*EXERCISE DETAILS*: Count the lines below that contain the word "столъ" and give only that number.

— Start of RAW DATA —

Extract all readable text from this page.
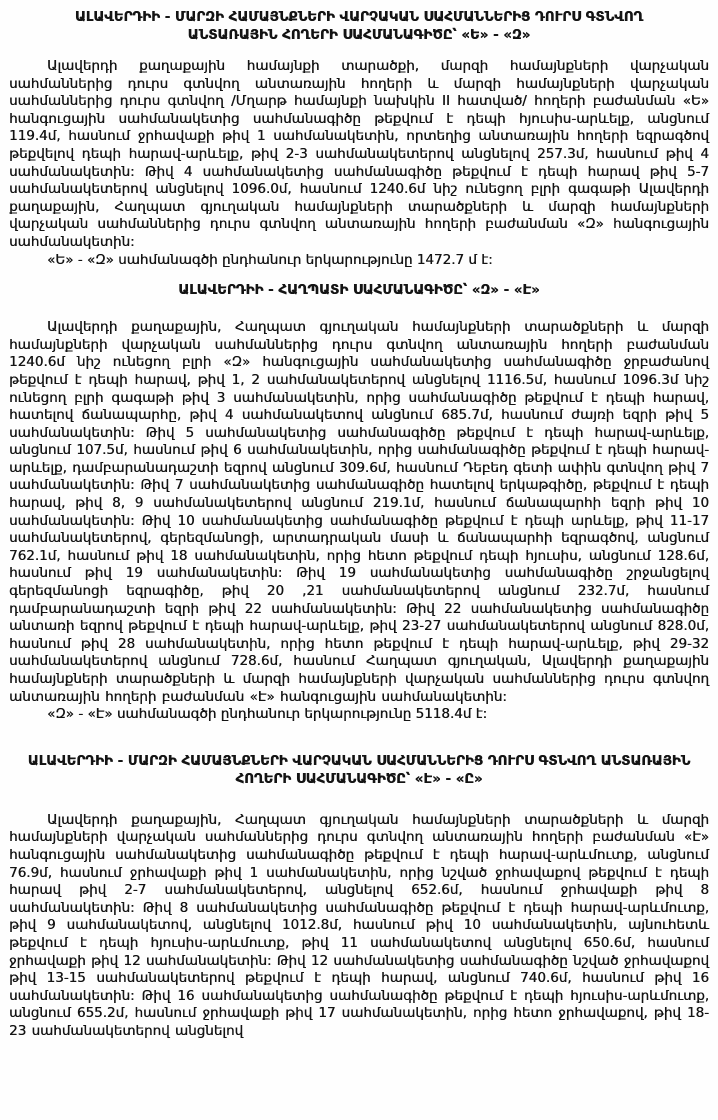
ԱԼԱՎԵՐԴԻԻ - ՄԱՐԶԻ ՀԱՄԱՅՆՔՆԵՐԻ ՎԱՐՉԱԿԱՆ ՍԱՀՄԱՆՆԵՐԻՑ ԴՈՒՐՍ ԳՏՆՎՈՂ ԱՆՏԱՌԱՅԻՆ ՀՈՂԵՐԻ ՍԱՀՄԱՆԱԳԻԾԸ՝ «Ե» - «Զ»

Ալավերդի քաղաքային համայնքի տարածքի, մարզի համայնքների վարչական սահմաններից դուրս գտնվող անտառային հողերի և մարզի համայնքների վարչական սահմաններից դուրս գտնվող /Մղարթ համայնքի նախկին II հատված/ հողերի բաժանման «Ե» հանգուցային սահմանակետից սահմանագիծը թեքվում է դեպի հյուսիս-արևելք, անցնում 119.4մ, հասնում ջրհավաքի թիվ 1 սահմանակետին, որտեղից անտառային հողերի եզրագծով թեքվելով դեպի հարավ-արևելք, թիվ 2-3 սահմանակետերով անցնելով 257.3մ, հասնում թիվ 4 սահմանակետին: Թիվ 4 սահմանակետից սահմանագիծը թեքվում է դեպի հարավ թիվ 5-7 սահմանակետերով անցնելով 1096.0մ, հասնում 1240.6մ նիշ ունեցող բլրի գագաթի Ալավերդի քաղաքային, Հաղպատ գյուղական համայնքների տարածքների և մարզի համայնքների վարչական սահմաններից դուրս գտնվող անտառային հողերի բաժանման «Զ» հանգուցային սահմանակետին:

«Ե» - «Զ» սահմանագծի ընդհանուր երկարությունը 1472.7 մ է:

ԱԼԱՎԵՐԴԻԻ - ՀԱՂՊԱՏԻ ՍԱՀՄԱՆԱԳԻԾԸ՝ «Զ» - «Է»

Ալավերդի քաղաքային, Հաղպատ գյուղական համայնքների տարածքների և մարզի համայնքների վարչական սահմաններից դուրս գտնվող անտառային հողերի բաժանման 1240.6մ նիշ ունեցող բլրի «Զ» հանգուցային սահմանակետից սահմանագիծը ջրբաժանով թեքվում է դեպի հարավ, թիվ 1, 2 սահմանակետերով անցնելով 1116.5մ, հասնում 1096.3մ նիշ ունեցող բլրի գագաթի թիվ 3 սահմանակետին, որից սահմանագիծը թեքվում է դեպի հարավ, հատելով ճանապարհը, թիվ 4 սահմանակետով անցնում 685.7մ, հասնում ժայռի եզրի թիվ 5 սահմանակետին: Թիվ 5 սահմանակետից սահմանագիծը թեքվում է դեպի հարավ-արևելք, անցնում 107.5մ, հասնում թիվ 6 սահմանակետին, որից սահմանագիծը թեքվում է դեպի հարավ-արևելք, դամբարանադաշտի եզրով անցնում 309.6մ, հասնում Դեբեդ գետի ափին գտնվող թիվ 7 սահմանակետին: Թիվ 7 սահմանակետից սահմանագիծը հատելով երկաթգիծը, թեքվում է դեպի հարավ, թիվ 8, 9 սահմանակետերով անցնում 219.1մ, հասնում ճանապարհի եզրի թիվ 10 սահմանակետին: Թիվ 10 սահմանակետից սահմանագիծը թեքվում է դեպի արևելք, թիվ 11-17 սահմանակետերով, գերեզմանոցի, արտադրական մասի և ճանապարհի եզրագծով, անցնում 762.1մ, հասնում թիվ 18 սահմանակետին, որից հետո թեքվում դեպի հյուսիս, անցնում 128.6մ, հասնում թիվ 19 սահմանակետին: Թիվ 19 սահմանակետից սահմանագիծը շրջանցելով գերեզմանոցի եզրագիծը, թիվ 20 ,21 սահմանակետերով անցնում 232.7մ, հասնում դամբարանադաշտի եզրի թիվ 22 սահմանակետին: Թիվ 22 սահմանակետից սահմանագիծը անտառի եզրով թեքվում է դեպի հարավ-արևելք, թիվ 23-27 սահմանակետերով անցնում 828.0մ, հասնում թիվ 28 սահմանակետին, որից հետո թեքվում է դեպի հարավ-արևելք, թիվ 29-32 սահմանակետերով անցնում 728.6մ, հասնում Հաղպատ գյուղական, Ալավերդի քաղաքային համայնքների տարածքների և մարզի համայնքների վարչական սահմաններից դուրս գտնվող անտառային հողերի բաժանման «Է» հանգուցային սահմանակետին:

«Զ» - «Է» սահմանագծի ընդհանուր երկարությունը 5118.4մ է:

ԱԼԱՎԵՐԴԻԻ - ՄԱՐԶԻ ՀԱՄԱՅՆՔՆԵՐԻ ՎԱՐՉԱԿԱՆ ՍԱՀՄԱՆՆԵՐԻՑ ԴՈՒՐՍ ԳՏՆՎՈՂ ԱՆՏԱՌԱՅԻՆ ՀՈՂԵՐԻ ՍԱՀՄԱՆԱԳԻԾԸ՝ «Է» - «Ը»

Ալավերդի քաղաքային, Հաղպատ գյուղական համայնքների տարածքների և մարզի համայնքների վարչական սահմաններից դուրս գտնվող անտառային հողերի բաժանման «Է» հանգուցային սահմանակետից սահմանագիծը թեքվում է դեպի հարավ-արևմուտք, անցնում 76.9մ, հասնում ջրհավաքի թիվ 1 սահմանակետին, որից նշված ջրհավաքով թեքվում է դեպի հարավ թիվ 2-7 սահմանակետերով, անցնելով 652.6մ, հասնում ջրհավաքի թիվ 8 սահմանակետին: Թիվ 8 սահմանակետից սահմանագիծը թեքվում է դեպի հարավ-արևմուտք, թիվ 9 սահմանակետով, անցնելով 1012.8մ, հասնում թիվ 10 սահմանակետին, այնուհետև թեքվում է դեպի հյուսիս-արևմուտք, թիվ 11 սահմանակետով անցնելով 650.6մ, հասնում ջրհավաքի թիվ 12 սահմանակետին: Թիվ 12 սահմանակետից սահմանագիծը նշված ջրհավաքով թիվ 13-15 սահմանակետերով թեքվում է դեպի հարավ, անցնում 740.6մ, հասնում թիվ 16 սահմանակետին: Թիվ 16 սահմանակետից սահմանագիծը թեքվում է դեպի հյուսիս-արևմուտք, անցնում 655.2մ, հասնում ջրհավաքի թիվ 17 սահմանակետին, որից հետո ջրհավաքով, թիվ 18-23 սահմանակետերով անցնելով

— End of RAW DATA —
— Start of RAW DATA —

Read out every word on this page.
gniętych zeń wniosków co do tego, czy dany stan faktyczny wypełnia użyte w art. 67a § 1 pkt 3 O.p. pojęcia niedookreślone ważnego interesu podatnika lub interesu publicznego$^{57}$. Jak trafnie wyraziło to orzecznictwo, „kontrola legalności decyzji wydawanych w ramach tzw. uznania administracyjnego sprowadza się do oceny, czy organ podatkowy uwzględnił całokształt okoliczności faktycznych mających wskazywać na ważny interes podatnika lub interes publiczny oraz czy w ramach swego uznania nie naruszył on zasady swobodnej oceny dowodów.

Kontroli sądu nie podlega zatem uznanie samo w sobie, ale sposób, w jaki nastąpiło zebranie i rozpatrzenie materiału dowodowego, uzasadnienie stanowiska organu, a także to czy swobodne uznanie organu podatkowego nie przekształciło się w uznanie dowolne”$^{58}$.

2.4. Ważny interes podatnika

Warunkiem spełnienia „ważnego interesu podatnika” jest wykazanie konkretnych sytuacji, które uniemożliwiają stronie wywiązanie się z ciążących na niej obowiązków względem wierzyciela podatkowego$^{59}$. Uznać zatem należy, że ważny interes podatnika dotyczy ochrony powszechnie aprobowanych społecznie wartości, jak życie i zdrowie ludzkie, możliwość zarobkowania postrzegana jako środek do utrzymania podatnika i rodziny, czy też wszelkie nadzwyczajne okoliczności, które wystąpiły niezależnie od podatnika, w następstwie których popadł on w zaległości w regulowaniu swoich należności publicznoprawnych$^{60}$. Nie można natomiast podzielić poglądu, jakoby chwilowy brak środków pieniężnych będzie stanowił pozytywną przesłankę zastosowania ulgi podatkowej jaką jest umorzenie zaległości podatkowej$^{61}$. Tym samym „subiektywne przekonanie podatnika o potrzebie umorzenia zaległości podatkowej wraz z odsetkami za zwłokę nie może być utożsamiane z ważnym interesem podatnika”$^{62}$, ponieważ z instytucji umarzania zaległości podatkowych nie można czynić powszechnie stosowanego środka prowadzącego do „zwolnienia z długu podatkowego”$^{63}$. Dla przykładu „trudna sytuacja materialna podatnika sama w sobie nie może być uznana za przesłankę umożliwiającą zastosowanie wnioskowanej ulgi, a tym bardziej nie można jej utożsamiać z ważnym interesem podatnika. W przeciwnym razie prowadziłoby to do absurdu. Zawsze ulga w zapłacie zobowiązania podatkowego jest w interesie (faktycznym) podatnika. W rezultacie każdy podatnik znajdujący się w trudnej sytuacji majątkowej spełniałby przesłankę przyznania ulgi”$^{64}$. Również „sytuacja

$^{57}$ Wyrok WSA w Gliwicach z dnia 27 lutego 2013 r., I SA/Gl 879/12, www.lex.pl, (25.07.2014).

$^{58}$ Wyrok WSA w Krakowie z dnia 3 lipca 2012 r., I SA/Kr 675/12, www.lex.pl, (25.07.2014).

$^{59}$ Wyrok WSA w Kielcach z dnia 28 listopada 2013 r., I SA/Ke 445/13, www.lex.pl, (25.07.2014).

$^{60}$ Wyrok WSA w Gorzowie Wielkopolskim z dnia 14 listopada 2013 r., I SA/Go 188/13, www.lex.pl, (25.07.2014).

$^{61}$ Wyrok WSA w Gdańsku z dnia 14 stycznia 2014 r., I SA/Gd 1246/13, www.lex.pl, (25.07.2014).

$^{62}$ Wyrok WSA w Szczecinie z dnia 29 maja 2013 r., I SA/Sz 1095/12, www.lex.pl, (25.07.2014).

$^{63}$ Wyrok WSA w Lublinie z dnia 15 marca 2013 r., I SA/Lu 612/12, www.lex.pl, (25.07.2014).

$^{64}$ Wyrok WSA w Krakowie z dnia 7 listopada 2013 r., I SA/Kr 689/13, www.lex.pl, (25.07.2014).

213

— End of RAW DATA —
— Start of RAW DATA —

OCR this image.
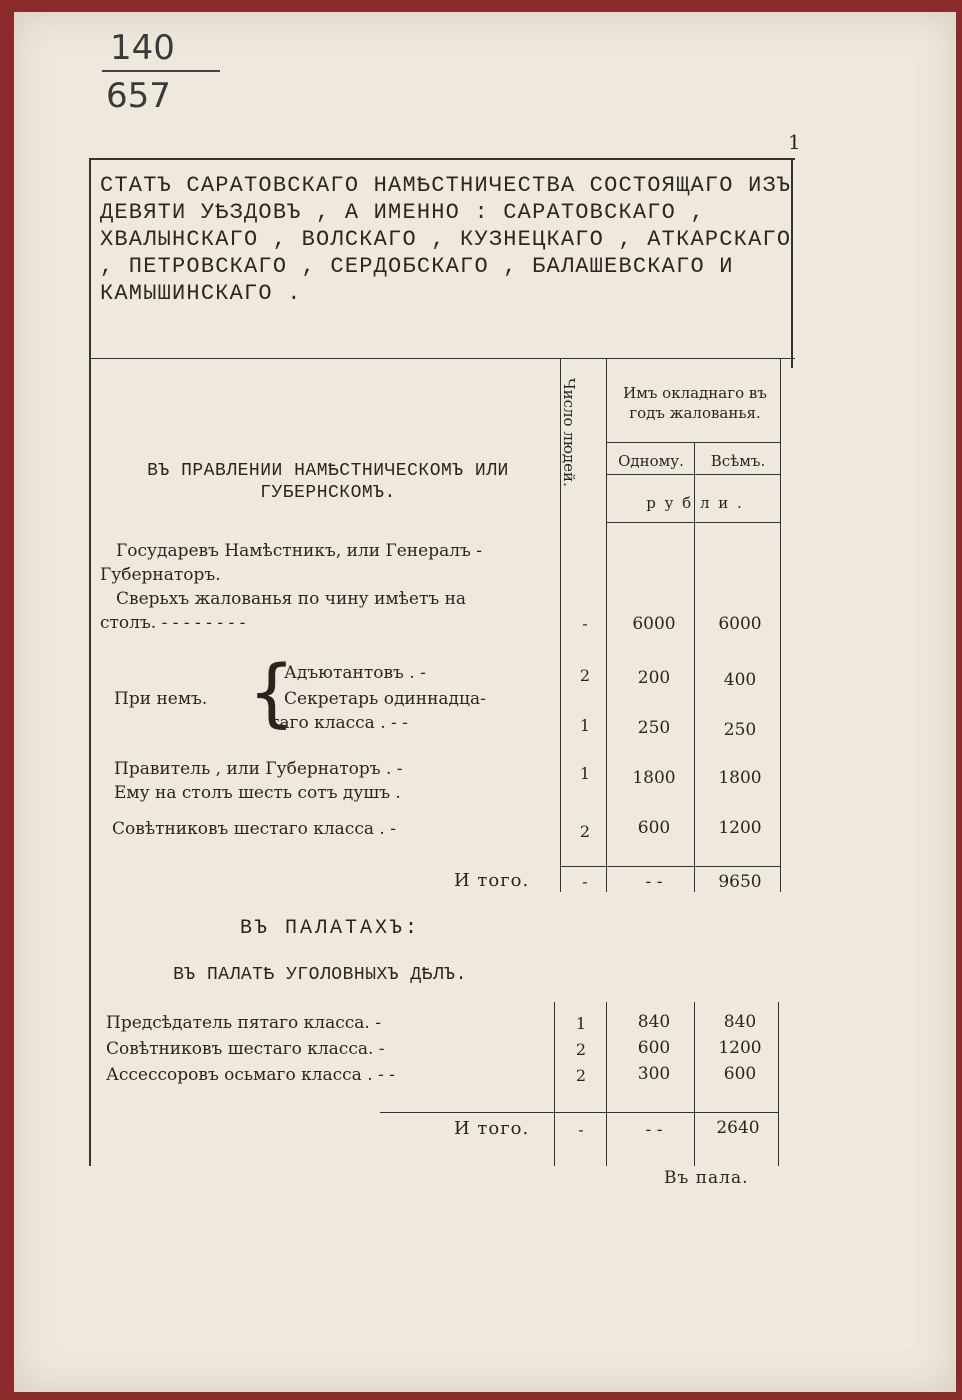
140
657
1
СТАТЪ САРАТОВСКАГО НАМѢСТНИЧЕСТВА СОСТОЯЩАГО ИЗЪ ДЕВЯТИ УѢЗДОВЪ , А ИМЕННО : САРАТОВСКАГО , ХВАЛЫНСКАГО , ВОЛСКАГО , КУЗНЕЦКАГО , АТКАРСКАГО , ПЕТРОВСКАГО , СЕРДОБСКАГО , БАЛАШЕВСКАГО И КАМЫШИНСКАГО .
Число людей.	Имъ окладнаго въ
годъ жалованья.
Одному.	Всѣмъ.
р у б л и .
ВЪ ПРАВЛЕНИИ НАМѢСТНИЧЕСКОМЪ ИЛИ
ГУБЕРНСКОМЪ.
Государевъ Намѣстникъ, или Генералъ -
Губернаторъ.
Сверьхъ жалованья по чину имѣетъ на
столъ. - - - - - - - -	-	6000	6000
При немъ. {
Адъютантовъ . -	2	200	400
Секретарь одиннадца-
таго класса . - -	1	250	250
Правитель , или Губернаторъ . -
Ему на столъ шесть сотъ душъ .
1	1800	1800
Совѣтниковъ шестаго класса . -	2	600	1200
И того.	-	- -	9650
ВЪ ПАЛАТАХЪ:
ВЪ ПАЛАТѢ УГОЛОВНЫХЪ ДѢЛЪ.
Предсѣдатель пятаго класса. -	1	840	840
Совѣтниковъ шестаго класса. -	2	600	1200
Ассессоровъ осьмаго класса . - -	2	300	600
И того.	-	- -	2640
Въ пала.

— End of RAW DATA —

*EXERCISE RESULT*: 2